##### Listed records #####

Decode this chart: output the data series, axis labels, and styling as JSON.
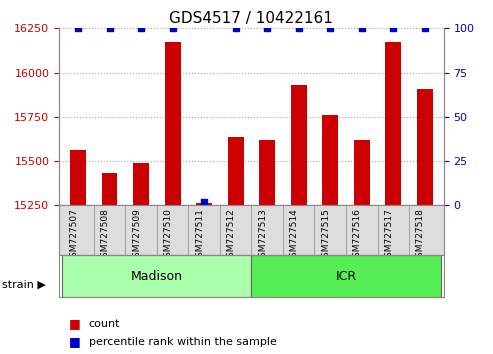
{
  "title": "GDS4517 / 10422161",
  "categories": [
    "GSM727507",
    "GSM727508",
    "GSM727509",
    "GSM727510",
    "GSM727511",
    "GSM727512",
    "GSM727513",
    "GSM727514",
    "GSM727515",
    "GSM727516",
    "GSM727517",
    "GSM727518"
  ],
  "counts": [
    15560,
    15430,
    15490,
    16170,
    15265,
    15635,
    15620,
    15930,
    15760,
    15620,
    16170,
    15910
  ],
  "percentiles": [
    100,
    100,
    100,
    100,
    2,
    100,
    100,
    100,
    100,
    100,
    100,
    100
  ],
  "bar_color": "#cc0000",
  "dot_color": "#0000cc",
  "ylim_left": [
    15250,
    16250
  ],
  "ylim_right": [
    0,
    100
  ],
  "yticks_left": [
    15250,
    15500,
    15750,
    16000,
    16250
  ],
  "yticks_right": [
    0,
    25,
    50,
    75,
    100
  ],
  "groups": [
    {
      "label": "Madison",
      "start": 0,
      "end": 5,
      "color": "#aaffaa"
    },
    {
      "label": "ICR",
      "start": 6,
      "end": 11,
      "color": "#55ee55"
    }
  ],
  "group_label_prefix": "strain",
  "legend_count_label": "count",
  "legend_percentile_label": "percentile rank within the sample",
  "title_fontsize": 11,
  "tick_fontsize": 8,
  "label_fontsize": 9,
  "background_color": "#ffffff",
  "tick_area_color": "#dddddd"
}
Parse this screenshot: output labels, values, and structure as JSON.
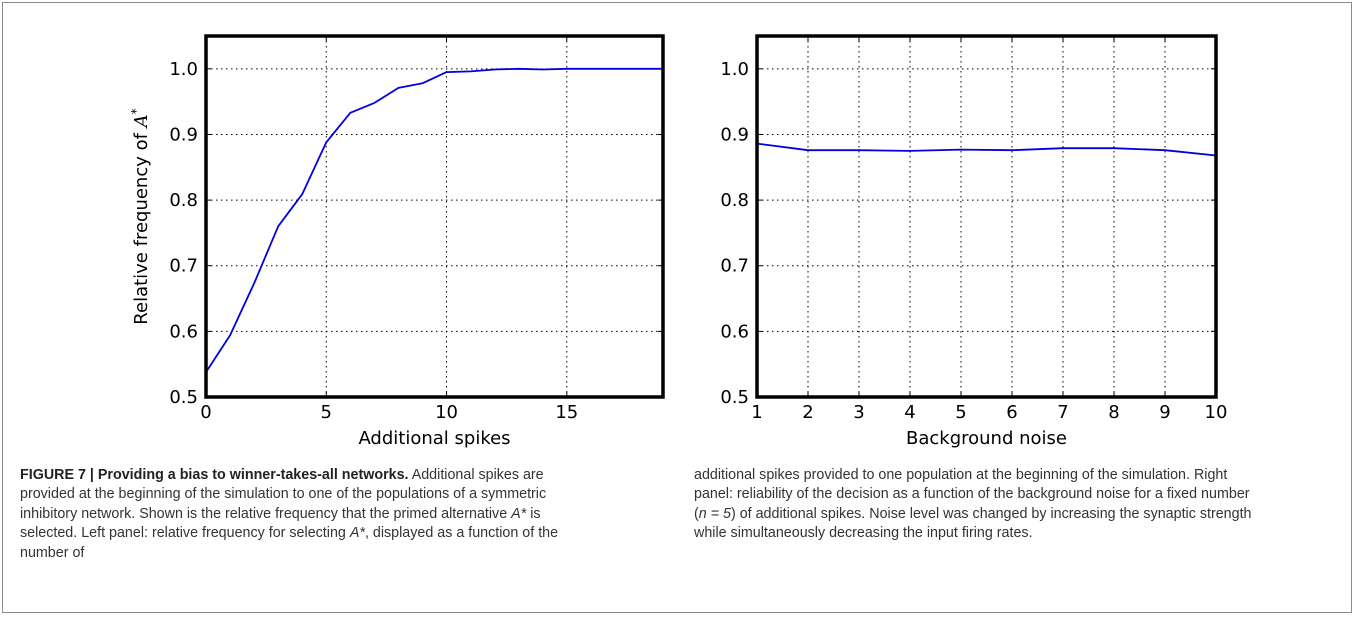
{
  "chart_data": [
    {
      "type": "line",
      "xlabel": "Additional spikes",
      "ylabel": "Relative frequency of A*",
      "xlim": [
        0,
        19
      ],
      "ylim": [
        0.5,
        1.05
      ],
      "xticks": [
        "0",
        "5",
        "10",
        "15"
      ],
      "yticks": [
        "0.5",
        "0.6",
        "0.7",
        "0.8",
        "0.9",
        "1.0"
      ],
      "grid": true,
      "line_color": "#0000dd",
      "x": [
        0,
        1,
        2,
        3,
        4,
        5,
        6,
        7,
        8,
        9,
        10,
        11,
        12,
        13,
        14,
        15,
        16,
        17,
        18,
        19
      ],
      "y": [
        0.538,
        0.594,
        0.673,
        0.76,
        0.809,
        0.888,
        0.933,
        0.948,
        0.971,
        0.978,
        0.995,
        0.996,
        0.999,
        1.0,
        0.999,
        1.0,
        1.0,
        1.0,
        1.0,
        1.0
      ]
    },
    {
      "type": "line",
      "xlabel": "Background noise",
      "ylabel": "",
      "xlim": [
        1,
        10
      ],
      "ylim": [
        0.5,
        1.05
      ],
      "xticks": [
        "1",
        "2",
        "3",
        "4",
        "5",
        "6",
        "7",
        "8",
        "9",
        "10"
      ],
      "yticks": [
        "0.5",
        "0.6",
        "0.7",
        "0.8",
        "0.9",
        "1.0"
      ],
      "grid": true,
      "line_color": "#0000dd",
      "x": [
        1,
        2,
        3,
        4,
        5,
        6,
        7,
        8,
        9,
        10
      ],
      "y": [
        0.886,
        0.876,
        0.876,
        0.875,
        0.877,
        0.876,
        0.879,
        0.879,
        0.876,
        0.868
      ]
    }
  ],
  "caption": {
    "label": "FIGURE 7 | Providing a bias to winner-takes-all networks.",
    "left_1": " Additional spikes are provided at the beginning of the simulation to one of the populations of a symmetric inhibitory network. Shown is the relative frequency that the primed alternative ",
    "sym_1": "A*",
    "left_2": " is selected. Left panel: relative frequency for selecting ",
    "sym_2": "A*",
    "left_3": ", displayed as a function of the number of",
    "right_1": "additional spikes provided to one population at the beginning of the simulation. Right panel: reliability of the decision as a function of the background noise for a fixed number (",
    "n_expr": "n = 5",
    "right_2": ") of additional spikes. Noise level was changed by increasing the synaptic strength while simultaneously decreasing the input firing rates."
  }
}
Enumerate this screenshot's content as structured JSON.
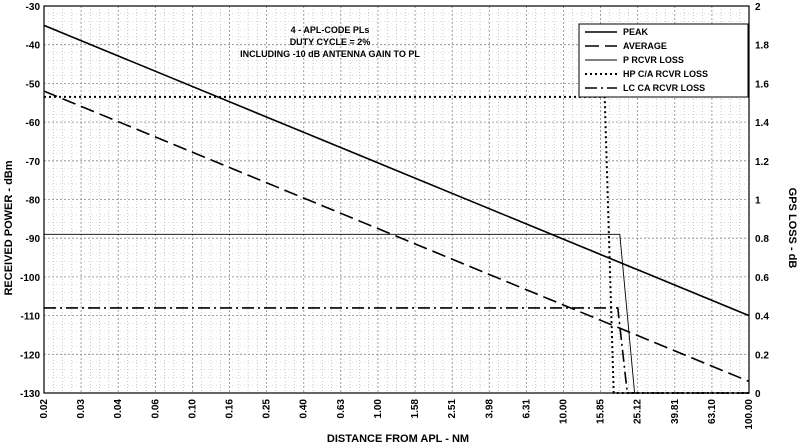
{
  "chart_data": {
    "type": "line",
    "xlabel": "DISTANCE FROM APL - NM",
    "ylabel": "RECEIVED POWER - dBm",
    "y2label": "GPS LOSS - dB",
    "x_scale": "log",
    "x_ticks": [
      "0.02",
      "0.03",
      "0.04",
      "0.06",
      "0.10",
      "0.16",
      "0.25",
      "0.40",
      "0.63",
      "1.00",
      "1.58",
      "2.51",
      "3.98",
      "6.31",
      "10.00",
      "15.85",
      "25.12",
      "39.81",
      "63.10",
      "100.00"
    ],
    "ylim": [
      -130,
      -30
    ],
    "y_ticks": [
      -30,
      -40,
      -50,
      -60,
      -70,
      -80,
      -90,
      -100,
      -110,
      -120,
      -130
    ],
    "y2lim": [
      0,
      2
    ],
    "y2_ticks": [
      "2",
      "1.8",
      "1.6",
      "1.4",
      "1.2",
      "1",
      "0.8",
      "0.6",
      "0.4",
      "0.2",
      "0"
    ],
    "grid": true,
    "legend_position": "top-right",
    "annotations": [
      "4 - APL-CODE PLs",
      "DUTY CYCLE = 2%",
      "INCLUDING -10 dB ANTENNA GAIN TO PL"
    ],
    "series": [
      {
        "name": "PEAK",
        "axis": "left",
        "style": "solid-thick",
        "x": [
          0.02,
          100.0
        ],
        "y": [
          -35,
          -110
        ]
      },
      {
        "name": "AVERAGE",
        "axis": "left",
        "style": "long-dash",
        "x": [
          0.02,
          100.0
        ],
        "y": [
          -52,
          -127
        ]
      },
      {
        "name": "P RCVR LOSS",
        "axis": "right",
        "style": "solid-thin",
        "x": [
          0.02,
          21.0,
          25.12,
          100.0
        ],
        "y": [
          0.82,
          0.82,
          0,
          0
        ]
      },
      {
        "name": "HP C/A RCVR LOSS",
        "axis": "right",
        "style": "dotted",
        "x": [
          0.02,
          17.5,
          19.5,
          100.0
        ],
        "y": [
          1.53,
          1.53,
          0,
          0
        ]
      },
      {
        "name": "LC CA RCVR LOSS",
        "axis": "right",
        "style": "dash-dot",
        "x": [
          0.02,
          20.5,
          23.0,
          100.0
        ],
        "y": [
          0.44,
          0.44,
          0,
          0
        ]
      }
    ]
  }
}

#####

Exercise objective
Write the listing above out again exactly, dropping each image.

Output of the exercise
Decode this chart: output the data series, axis labels, and styling as JSON.
{
  "title": "GDS4517 / 10422161",
  "categories": [
    "GSM727507",
    "GSM727508",
    "GSM727509",
    "GSM727510",
    "GSM727511",
    "GSM727512",
    "GSM727513",
    "GSM727514",
    "GSM727515",
    "GSM727516",
    "GSM727517",
    "GSM727518"
  ],
  "counts": [
    15560,
    15430,
    15490,
    16170,
    15265,
    15635,
    15620,
    15930,
    15760,
    15620,
    16170,
    15910
  ],
  "percentiles": [
    100,
    100,
    100,
    100,
    2,
    100,
    100,
    100,
    100,
    100,
    100,
    100
  ],
  "bar_color": "#cc0000",
  "dot_color": "#0000cc",
  "ylim_left": [
    15250,
    16250
  ],
  "ylim_right": [
    0,
    100
  ],
  "yticks_left": [
    15250,
    15500,
    15750,
    16000,
    16250
  ],
  "yticks_right": [
    0,
    25,
    50,
    75,
    100
  ],
  "groups": [
    {
      "label": "Madison",
      "start": 0,
      "end": 5,
      "color": "#aaffaa"
    },
    {
      "label": "ICR",
      "start": 6,
      "end": 11,
      "color": "#55ee55"
    }
  ],
  "group_label_prefix": "strain",
  "legend_count_label": "count",
  "legend_percentile_label": "percentile rank within the sample",
  "title_fontsize": 11,
  "tick_fontsize": 8,
  "label_fontsize": 9,
  "background_color": "#ffffff",
  "tick_area_color": "#dddddd"
}
Parse this screenshot: output labels, values, and structure as JSON.
{
  "chart_data": [
    {
      "type": "line",
      "xlabel": "Additional spikes",
      "ylabel": "Relative frequency of A*",
      "xlim": [
        0,
        19
      ],
      "ylim": [
        0.5,
        1.05
      ],
      "xticks": [
        "0",
        "5",
        "10",
        "15"
      ],
      "yticks": [
        "0.5",
        "0.6",
        "0.7",
        "0.8",
        "0.9",
        "1.0"
      ],
      "grid": true,
      "line_color": "#0000dd",
      "x": [
        0,
        1,
        2,
        3,
        4,
        5,
        6,
        7,
        8,
        9,
        10,
        11,
        12,
        13,
        14,
        15,
        16,
        17,
        18,
        19
      ],
      "y": [
        0.538,
        0.594,
        0.673,
        0.76,
        0.809,
        0.888,
        0.933,
        0.948,
        0.971,
        0.978,
        0.995,
        0.996,
        0.999,
        1.0,
        0.999,
        1.0,
        1.0,
        1.0,
        1.0,
        1.0
      ]
    },
    {
      "type": "line",
      "xlabel": "Background noise",
      "ylabel": "",
      "xlim": [
        1,
        10
      ],
      "ylim": [
        0.5,
        1.05
      ],
      "xticks": [
        "1",
        "2",
        "3",
        "4",
        "5",
        "6",
        "7",
        "8",
        "9",
        "10"
      ],
      "yticks": [
        "0.5",
        "0.6",
        "0.7",
        "0.8",
        "0.9",
        "1.0"
      ],
      "grid": true,
      "line_color": "#0000dd",
      "x": [
        1,
        2,
        3,
        4,
        5,
        6,
        7,
        8,
        9,
        10
      ],
      "y": [
        0.886,
        0.876,
        0.876,
        0.875,
        0.877,
        0.876,
        0.879,
        0.879,
        0.876,
        0.868
      ]
    }
  ],
  "caption": {
    "label": "FIGURE 7 | Providing a bias to winner-takes-all networks.",
    "left_1": " Additional spikes are provided at the beginning of the simulation to one of the populations of a symmetric inhibitory network. Shown is the relative frequency that the primed alternative ",
    "sym_1": "A*",
    "left_2": " is selected. Left panel: relative frequency for selecting ",
    "sym_2": "A*",
    "left_3": ", displayed as a function of the number of",
    "right_1": "additional spikes provided to one population at the beginning of the simulation. Right panel: reliability of the decision as a function of the background noise for a fixed number (",
    "n_expr": "n = 5",
    "right_2": ") of additional spikes. Noise level was changed by increasing the synaptic strength while simultaneously decreasing the input firing rates."
  }
}
Enumerate this screenshot's content as structured JSON.
{
  "chart_data": {
    "type": "line",
    "xlabel": "DISTANCE FROM APL - NM",
    "ylabel": "RECEIVED POWER - dBm",
    "y2label": "GPS LOSS - dB",
    "x_scale": "log",
    "x_ticks": [
      "0.02",
      "0.03",
      "0.04",
      "0.06",
      "0.10",
      "0.16",
      "0.25",
      "0.40",
      "0.63",
      "1.00",
      "1.58",
      "2.51",
      "3.98",
      "6.31",
      "10.00",
      "15.85",
      "25.12",
      "39.81",
      "63.10",
      "100.00"
    ],
    "ylim": [
      -130,
      -30
    ],
    "y_ticks": [
      -30,
      -40,
      -50,
      -60,
      -70,
      -80,
      -90,
      -100,
      -110,
      -120,
      -130
    ],
    "y2lim": [
      0,
      2
    ],
    "y2_ticks": [
      "2",
      "1.8",
      "1.6",
      "1.4",
      "1.2",
      "1",
      "0.8",
      "0.6",
      "0.4",
      "0.2",
      "0"
    ],
    "grid": true,
    "legend_position": "top-right",
    "annotations": [
      "4 - APL-CODE PLs",
      "DUTY CYCLE = 2%",
      "INCLUDING -10 dB ANTENNA GAIN TO PL"
    ],
    "series": [
      {
        "name": "PEAK",
        "axis": "left",
        "style": "solid-thick",
        "x": [
          0.02,
          100.0
        ],
        "y": [
          -35,
          -110
        ]
      },
      {
        "name": "AVERAGE",
        "axis": "left",
        "style": "long-dash",
        "x": [
          0.02,
          100.0
        ],
        "y": [
          -52,
          -127
        ]
      },
      {
        "name": "P RCVR LOSS",
        "axis": "right",
        "style": "solid-thin",
        "x": [
          0.02,
          21.0,
          25.12,
          100.0
        ],
        "y": [
          0.82,
          0.82,
          0,
          0
        ]
      },
      {
        "name": "HP C/A RCVR LOSS",
        "axis": "right",
        "style": "dotted",
        "x": [
          0.02,
          17.5,
          19.5,
          100.0
        ],
        "y": [
          1.53,
          1.53,
          0,
          0
        ]
      },
      {
        "name": "LC CA RCVR LOSS",
        "axis": "right",
        "style": "dash-dot",
        "x": [
          0.02,
          20.5,
          23.0,
          100.0
        ],
        "y": [
          0.44,
          0.44,
          0,
          0
        ]
      }
    ]
  }
}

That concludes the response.